● Instructions for the task: Collect every line that includes the string "before".

● Material supplied:
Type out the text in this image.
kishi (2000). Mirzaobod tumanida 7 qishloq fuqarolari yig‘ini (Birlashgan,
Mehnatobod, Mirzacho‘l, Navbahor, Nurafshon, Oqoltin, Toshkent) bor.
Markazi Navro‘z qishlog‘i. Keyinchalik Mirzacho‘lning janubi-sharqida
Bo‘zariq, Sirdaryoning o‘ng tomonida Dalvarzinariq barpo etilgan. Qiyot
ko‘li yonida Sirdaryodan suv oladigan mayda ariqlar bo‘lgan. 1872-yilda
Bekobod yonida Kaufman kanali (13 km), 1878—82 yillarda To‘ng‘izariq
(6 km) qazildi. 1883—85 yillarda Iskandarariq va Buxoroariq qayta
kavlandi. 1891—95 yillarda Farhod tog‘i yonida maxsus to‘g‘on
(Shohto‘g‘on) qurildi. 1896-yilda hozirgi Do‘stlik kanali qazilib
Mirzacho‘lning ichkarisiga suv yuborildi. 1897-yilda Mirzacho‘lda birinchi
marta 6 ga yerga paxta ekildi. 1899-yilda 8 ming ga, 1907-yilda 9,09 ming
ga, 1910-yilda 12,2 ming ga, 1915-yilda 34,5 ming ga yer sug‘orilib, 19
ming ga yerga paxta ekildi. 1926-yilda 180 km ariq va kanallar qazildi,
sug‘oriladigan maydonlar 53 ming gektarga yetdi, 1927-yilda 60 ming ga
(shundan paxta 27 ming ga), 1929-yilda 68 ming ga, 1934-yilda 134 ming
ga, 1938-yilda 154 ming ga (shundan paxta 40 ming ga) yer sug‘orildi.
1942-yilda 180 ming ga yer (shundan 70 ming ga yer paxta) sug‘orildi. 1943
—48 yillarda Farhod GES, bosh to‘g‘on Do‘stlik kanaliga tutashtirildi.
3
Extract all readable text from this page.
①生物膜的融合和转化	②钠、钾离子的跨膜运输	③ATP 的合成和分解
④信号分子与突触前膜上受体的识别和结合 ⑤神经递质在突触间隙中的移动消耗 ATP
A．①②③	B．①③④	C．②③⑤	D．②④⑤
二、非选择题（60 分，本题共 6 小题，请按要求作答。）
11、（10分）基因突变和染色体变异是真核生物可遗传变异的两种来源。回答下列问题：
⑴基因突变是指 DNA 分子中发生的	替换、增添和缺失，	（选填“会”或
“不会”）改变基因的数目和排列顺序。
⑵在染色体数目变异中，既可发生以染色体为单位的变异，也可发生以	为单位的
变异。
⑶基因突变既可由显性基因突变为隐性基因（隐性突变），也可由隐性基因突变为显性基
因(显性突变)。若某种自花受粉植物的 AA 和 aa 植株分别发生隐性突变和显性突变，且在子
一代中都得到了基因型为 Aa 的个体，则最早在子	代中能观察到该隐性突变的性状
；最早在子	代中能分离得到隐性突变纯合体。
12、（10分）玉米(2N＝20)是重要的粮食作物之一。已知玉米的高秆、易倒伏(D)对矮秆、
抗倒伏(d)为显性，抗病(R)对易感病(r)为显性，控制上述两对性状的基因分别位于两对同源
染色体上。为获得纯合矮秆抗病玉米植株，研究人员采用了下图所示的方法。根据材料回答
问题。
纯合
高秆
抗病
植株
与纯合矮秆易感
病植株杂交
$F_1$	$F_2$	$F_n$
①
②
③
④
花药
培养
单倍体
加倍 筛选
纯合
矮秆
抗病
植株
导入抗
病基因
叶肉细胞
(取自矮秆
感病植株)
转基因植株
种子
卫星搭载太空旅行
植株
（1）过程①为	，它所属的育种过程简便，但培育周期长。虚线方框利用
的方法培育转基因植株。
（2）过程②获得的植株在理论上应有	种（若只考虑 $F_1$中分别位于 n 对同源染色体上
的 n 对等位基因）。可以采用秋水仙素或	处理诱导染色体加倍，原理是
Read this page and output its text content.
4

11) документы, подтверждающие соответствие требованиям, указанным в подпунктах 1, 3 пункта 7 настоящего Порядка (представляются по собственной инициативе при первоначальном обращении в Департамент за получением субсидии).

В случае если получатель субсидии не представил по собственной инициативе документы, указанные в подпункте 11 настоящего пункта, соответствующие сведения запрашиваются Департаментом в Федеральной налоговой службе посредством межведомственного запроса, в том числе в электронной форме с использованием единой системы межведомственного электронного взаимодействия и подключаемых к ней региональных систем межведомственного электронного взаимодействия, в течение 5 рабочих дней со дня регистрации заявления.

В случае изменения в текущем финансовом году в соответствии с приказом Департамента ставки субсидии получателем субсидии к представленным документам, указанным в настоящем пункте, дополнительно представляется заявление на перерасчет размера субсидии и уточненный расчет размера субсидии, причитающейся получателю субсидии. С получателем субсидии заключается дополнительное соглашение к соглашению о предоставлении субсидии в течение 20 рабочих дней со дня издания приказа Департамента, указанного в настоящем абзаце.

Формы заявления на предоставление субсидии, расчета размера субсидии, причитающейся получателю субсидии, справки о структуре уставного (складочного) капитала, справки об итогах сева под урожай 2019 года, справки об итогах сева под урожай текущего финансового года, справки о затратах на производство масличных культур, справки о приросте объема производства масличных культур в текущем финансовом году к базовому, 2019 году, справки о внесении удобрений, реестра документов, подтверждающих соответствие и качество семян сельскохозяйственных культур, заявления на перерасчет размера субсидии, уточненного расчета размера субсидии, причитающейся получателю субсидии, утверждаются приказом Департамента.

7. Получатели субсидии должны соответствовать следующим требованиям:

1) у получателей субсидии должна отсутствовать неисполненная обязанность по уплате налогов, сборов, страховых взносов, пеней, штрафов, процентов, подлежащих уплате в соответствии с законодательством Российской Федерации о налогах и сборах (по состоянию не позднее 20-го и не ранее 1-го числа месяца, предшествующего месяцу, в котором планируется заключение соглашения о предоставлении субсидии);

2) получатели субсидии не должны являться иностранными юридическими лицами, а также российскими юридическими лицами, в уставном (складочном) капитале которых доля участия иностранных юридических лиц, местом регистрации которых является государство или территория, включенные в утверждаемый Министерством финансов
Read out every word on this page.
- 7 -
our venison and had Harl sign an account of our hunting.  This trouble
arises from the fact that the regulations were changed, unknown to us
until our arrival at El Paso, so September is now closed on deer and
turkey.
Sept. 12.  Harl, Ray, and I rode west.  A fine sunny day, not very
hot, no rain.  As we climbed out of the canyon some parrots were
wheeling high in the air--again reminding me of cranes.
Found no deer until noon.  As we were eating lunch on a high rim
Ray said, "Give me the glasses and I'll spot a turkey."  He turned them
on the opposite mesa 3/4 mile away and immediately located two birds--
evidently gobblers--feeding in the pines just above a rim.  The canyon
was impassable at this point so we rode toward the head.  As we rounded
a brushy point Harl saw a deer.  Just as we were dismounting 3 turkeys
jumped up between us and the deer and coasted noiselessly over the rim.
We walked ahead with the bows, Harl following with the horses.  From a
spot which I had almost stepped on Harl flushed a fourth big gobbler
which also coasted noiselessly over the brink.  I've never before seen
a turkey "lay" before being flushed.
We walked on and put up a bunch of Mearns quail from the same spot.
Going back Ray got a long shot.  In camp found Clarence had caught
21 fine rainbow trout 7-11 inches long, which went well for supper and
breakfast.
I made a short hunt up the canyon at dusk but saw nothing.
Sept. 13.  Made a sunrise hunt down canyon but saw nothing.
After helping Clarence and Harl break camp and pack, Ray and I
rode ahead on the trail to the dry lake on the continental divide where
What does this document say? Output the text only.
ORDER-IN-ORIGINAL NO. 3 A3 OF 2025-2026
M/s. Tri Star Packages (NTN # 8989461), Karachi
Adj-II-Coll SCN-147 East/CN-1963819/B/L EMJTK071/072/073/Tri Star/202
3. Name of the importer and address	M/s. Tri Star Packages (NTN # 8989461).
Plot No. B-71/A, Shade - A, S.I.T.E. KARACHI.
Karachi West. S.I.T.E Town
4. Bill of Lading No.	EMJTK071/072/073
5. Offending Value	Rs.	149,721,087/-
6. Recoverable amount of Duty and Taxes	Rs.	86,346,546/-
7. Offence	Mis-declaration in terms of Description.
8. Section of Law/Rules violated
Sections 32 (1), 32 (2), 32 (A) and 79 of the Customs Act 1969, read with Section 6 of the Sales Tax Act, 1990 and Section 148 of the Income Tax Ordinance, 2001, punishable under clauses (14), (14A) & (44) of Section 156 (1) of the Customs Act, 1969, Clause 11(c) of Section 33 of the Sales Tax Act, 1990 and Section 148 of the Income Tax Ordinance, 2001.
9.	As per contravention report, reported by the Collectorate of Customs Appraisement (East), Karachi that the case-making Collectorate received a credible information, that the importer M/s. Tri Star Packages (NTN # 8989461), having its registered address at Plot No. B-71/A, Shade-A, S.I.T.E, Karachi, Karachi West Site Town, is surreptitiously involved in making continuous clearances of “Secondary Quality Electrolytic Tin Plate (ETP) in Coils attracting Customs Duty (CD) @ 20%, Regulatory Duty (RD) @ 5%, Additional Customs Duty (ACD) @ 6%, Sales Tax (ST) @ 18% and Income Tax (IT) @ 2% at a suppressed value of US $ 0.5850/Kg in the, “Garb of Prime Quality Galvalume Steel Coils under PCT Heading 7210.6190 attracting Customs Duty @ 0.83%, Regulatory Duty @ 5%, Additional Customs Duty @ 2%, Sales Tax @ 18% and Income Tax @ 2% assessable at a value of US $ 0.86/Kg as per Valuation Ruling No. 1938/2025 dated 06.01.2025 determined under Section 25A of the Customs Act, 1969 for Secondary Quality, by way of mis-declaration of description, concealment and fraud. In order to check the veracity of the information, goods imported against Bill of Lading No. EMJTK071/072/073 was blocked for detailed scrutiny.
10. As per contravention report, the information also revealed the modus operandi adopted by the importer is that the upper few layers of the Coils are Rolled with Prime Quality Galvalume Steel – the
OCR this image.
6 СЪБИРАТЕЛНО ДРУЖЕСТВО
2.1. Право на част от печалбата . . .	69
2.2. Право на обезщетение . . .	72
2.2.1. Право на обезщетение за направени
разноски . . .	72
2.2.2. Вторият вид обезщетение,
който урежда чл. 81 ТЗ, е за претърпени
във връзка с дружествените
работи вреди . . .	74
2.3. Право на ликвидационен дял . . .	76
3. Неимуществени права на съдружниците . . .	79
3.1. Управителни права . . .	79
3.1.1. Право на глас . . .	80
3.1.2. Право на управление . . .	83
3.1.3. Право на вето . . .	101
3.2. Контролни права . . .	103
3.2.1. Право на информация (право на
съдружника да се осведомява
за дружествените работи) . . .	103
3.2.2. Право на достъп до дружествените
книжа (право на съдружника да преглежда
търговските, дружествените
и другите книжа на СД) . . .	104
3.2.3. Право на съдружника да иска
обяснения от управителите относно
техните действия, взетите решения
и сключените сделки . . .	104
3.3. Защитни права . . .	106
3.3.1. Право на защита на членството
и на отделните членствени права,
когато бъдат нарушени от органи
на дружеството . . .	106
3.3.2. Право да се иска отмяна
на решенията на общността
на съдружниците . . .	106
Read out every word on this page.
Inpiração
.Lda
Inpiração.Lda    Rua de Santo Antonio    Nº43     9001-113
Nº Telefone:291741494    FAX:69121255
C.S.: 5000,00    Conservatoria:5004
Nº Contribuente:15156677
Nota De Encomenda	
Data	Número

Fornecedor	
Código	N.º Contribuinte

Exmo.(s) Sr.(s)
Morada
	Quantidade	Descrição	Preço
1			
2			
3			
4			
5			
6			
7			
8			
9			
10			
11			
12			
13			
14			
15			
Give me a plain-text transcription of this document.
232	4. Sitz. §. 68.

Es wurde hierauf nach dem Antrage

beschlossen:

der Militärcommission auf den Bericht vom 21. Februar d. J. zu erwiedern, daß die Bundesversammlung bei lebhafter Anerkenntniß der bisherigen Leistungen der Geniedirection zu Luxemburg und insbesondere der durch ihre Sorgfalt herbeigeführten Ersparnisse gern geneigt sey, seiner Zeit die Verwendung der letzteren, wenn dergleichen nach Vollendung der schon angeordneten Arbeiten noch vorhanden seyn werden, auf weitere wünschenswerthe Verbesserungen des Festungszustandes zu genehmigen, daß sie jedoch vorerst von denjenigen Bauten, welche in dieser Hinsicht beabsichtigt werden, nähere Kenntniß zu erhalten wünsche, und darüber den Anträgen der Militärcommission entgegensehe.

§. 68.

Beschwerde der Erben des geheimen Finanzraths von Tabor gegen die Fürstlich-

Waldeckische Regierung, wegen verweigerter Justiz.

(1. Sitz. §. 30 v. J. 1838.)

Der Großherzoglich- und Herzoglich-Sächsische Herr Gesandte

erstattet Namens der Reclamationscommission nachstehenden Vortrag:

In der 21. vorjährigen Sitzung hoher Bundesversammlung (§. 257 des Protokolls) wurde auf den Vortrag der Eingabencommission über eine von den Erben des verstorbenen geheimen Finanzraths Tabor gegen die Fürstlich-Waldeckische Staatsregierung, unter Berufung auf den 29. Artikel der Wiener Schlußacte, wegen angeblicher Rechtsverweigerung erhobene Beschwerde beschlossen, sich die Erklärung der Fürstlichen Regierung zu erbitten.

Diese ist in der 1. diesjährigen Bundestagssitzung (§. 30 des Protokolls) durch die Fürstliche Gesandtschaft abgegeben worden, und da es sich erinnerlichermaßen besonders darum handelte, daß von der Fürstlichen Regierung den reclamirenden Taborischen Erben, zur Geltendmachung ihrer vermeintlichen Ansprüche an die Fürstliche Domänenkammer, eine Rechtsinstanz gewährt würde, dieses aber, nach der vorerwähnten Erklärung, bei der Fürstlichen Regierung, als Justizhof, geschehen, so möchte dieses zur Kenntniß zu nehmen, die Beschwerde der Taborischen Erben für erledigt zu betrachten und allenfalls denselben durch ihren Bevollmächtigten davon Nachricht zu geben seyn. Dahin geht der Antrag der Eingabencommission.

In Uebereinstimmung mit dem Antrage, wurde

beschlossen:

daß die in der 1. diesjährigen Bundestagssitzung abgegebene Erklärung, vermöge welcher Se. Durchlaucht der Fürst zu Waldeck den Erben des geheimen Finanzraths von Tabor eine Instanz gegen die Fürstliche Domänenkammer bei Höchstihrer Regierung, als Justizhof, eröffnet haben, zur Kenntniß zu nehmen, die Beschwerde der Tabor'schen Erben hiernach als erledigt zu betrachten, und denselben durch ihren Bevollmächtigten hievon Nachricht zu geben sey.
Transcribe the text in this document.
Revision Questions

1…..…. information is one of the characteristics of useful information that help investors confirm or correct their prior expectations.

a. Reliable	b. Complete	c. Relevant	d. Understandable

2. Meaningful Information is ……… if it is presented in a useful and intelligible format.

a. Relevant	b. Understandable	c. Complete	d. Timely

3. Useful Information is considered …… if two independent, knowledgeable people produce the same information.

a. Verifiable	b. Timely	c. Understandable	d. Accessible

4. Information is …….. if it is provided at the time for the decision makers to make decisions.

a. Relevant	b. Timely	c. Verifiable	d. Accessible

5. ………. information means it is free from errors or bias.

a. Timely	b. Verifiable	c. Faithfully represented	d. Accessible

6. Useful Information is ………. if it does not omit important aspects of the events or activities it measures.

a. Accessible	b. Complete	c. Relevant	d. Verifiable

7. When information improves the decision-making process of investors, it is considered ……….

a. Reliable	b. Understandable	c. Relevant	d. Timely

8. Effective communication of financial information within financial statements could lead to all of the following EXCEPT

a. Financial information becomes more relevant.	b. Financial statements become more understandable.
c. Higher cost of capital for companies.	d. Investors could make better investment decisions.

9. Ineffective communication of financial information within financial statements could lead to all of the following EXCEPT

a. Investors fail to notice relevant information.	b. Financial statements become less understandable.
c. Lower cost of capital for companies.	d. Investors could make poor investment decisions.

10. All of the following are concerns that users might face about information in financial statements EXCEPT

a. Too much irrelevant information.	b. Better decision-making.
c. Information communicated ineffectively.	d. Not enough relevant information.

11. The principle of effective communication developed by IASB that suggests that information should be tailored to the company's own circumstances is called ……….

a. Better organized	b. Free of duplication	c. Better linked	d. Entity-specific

● Final answer:
which also coasted noiselessly over the brink.  I've never before seen
a turkey "lay" before being flushed.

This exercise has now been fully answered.